→ **GIVEN TASK**: Below are the records; locate each line with the word "tissue" and copy it.

(Items listed in a dataset)
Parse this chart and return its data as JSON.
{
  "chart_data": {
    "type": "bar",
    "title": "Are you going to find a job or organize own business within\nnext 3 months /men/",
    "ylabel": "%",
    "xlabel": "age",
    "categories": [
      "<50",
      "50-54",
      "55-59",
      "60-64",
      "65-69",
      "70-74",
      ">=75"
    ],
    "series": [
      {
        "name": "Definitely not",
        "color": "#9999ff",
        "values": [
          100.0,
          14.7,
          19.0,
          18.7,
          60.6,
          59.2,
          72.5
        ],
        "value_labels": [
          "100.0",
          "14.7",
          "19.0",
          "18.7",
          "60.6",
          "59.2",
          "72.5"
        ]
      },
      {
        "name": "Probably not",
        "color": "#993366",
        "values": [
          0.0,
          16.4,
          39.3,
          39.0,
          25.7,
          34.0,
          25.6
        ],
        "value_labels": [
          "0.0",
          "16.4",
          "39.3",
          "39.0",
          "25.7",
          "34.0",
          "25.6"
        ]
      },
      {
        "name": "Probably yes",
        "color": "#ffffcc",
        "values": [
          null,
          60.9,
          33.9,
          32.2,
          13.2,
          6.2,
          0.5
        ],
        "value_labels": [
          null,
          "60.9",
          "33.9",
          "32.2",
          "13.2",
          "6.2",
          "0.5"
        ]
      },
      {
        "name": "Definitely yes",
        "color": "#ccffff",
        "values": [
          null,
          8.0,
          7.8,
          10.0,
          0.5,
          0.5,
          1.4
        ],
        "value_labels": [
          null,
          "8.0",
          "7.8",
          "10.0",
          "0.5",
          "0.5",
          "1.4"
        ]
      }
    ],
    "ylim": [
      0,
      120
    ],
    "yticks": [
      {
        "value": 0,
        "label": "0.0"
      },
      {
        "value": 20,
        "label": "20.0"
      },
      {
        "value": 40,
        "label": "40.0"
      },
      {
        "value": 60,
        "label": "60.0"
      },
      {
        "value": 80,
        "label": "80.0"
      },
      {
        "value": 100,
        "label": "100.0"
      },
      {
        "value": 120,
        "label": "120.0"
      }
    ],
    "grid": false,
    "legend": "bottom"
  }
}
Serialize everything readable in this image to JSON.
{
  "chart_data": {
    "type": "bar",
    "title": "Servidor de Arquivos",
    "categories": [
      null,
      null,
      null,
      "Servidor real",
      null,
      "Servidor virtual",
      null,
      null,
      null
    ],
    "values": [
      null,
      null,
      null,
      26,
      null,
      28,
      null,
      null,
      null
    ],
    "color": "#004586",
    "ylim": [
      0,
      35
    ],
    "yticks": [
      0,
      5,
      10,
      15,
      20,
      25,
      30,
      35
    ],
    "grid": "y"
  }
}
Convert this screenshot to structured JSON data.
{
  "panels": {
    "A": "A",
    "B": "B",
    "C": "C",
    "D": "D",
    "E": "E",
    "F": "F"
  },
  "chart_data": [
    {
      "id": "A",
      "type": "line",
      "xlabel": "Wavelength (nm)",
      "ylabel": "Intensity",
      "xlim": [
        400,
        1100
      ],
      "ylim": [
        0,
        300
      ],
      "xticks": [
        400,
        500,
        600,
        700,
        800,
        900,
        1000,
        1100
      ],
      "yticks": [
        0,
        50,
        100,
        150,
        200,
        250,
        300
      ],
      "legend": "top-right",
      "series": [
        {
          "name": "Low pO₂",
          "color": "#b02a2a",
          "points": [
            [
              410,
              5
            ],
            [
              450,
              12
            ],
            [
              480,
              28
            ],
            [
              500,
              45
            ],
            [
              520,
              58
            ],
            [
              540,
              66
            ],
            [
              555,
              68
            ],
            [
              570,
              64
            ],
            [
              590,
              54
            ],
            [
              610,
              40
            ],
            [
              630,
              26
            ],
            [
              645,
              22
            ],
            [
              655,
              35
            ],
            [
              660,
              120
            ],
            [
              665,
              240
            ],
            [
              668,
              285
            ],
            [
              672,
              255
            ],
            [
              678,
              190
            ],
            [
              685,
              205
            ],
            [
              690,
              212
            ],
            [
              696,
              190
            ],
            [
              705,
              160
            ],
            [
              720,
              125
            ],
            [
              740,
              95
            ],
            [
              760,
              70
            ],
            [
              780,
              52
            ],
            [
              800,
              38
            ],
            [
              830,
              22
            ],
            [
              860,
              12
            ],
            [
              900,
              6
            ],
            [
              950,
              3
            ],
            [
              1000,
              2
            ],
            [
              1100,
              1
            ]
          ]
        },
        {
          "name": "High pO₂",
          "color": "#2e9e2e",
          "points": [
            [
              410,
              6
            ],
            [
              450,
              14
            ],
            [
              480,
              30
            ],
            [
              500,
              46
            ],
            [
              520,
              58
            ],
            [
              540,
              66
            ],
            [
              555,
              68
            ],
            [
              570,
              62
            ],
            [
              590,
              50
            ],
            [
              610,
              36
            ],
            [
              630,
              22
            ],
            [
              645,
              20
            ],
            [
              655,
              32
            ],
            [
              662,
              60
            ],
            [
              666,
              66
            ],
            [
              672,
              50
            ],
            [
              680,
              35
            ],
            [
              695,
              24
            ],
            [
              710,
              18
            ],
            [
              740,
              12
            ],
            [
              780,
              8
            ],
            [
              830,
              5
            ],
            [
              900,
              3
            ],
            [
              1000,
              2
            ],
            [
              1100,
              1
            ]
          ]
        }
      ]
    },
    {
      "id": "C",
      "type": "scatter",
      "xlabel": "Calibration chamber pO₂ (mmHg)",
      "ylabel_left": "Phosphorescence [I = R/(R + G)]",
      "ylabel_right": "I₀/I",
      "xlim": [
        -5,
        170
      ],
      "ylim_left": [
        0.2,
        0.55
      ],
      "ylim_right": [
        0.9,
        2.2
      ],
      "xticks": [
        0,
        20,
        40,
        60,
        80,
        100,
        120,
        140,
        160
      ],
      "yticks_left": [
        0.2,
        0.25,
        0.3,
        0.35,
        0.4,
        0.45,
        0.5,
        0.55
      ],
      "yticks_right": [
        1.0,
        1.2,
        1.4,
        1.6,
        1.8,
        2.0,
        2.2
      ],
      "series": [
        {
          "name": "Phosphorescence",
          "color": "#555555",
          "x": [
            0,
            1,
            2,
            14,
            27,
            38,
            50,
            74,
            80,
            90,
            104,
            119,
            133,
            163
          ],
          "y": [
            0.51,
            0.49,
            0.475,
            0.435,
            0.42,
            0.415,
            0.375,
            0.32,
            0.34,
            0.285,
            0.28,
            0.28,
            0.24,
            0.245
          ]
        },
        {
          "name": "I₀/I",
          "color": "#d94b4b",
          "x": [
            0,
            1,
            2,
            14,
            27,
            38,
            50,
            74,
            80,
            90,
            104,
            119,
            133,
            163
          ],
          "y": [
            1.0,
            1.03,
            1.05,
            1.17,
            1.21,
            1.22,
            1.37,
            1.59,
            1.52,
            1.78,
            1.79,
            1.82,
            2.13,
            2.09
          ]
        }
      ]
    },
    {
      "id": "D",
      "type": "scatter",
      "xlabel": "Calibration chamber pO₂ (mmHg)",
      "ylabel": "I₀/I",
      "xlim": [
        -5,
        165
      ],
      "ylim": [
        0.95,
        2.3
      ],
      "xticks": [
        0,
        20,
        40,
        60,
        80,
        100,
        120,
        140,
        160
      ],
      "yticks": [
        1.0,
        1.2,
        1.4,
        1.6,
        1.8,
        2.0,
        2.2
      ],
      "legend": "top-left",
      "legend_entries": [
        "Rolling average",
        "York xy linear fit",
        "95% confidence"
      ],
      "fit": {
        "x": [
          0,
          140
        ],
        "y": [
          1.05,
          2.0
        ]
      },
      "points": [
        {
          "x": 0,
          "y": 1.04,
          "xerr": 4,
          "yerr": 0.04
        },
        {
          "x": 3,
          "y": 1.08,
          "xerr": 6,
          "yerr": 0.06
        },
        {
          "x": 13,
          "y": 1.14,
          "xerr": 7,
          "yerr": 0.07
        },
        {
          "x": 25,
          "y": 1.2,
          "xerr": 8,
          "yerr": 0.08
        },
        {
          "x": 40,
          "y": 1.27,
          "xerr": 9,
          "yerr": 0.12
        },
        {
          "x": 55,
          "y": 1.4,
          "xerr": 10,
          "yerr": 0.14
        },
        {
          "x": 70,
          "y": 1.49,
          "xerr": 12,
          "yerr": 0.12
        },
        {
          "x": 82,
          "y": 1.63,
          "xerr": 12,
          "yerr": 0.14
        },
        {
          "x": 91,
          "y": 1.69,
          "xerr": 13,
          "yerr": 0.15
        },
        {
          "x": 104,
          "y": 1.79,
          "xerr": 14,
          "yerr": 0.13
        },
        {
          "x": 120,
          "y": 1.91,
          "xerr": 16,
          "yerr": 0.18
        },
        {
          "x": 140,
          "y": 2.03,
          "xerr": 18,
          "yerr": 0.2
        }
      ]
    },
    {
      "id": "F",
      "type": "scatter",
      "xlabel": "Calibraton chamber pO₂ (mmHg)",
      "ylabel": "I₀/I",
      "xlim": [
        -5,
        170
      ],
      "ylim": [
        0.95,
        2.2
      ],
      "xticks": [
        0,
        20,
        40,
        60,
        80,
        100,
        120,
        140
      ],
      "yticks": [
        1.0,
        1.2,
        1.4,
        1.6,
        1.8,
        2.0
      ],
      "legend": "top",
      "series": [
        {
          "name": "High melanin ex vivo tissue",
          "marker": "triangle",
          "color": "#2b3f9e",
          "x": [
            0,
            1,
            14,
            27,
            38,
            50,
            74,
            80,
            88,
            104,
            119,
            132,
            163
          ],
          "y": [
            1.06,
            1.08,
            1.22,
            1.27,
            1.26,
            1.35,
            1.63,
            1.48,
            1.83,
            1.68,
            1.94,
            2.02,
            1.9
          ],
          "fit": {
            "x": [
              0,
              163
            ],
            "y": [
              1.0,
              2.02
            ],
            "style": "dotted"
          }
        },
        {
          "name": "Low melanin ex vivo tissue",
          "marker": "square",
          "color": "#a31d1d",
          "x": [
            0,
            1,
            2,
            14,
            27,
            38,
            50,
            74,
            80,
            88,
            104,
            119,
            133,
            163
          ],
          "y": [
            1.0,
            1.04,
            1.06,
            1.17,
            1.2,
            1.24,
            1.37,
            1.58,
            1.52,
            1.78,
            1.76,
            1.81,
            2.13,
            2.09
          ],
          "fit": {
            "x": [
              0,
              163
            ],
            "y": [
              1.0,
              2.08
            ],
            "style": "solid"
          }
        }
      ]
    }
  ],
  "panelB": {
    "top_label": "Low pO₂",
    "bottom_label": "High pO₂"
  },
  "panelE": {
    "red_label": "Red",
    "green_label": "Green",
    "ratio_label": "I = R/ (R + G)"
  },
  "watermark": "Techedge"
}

→ **CORRECT OUTPUT**:
          "name": "High melanin ex vivo tissue",
          "name": "Low melanin ex vivo tissue",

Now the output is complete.